WRITTEN EXERCISE => Count each line in which the word "JSON" appears. Reply with the total and nothing more.

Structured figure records
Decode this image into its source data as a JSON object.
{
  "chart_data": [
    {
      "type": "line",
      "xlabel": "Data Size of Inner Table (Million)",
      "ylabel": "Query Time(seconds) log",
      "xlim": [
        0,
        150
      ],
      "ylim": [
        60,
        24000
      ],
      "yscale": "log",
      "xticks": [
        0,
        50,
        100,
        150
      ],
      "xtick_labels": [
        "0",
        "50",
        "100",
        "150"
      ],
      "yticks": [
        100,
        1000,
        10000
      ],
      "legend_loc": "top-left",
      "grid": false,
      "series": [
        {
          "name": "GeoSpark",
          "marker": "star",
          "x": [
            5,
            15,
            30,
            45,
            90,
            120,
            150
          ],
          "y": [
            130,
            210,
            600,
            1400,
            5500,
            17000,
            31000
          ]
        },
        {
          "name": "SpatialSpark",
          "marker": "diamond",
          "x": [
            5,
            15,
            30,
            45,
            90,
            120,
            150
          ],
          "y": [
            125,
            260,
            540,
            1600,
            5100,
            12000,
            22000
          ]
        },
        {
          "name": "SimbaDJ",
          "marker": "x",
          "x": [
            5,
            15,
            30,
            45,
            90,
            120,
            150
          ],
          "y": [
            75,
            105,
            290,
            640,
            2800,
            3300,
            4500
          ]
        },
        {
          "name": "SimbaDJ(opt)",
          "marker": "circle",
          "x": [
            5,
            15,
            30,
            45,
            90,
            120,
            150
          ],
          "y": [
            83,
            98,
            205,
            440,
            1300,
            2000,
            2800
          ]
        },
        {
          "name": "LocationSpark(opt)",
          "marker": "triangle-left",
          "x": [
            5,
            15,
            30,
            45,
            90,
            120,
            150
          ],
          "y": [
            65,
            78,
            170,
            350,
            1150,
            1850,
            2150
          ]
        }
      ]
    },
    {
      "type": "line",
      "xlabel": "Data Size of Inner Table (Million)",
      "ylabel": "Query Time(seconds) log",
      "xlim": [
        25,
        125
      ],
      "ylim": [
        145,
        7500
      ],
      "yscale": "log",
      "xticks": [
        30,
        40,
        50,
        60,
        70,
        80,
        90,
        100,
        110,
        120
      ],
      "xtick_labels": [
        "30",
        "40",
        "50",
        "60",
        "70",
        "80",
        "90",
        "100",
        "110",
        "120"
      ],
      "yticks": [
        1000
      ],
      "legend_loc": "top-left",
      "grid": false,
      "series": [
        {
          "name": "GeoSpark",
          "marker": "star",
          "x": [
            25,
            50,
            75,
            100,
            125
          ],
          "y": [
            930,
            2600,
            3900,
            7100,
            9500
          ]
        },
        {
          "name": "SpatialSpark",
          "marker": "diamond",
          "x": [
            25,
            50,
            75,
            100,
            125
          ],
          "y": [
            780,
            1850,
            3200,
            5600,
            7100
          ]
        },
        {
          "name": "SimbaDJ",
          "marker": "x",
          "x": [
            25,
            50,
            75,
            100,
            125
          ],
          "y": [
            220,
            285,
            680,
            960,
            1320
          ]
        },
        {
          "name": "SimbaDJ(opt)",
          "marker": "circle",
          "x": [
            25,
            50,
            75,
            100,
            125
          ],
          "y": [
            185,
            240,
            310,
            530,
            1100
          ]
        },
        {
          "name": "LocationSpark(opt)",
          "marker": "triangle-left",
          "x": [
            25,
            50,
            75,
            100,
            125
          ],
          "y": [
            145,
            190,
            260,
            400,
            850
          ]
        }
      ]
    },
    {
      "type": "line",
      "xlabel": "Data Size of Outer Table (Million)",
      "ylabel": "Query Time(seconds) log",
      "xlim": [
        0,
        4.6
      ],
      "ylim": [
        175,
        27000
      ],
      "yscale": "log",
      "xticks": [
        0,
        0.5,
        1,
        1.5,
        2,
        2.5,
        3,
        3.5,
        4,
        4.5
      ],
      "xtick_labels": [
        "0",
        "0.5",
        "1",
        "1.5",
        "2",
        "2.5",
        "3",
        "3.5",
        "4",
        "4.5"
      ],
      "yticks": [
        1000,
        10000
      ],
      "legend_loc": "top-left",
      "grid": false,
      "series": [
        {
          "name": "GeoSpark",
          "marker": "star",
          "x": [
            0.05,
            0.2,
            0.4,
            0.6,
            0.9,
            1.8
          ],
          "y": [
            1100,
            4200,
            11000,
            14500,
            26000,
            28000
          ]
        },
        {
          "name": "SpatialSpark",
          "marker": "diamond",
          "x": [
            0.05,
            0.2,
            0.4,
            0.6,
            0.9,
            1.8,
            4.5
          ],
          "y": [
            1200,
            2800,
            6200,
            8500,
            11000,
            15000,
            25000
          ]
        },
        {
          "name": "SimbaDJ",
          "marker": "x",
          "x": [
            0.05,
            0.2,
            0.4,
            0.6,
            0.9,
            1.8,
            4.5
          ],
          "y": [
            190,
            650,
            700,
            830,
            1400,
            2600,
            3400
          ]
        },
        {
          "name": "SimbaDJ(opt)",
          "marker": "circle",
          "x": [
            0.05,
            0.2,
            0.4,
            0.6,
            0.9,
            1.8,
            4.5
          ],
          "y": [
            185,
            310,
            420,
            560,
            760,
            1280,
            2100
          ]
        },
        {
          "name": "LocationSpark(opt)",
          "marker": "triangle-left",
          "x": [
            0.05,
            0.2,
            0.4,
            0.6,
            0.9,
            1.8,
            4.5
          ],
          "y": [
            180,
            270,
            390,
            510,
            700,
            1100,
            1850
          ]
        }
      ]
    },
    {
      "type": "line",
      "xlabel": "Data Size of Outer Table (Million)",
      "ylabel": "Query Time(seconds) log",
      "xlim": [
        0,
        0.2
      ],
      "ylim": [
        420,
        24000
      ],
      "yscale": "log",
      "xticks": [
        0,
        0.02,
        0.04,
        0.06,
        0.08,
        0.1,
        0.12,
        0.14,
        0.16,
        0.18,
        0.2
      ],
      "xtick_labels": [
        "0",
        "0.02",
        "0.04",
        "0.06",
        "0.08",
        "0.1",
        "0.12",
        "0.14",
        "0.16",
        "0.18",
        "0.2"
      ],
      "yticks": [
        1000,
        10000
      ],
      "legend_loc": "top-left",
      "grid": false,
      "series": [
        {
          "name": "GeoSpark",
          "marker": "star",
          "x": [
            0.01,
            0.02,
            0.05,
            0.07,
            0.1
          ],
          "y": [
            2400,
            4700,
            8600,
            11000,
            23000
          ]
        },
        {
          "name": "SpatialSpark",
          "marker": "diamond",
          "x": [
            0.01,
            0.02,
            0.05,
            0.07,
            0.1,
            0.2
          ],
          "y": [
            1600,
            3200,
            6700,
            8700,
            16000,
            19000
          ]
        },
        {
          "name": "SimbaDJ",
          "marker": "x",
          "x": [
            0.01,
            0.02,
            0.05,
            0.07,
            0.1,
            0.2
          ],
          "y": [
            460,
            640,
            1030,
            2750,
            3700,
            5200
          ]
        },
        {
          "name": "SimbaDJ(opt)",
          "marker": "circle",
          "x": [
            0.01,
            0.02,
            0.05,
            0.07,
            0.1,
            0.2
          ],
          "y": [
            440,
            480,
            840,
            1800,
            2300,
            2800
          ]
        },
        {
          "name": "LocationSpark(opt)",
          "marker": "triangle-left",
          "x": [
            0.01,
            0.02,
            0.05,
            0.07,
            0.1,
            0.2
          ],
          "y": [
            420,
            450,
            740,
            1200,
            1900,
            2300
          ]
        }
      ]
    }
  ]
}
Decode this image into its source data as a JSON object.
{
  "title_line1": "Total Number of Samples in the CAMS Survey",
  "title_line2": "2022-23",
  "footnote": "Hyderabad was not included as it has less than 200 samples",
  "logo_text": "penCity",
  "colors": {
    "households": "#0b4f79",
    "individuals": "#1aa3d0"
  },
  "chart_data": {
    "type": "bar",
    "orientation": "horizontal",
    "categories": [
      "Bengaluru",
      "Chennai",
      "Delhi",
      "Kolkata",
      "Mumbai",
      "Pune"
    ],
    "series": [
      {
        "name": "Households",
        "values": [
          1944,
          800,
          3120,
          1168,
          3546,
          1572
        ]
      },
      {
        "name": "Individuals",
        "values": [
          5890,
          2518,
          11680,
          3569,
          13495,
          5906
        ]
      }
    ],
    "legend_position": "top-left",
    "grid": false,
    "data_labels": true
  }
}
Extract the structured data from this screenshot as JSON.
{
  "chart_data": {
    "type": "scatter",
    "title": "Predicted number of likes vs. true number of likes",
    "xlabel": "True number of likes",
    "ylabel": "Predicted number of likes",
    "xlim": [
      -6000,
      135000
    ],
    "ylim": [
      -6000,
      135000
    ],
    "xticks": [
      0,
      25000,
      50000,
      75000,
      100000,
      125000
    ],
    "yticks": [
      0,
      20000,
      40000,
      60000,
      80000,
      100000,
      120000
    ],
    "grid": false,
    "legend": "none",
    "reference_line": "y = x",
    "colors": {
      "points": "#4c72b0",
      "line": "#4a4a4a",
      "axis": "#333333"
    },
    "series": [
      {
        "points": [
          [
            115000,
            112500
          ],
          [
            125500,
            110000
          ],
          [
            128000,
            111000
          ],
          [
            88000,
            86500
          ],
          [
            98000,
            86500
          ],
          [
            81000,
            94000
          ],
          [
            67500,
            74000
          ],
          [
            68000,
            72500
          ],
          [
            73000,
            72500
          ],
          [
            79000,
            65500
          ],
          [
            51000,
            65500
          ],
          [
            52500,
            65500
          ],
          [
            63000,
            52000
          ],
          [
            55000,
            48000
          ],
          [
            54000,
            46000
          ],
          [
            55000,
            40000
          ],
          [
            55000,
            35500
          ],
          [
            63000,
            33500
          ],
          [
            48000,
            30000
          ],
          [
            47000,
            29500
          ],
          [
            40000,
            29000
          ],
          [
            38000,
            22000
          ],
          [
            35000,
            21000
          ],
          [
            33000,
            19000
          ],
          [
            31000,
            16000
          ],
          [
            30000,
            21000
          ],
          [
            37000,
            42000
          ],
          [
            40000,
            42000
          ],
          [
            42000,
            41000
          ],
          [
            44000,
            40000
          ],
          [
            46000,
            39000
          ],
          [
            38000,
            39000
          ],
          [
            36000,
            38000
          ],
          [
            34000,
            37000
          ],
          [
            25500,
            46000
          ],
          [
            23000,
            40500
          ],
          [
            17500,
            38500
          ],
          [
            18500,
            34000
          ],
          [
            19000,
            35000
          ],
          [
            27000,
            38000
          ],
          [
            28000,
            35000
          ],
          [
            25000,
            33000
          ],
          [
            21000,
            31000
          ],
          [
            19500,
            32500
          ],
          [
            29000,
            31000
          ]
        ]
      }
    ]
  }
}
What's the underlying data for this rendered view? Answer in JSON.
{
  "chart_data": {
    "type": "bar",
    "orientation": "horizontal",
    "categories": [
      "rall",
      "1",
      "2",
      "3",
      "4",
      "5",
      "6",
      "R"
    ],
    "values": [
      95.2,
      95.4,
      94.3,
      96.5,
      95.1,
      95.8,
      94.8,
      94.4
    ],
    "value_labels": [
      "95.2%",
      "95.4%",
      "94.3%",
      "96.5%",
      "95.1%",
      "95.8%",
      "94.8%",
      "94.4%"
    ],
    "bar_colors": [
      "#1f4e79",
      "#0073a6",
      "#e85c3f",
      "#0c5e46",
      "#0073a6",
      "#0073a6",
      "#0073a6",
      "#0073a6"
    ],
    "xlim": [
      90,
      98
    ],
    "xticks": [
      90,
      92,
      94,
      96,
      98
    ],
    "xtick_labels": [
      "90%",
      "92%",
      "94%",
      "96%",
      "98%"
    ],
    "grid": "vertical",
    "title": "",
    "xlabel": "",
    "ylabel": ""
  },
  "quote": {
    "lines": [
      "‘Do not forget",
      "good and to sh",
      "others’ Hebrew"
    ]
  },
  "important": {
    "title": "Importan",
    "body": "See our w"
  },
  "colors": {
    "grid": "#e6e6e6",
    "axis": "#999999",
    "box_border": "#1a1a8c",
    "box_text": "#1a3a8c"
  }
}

FULL SOLUTION => 4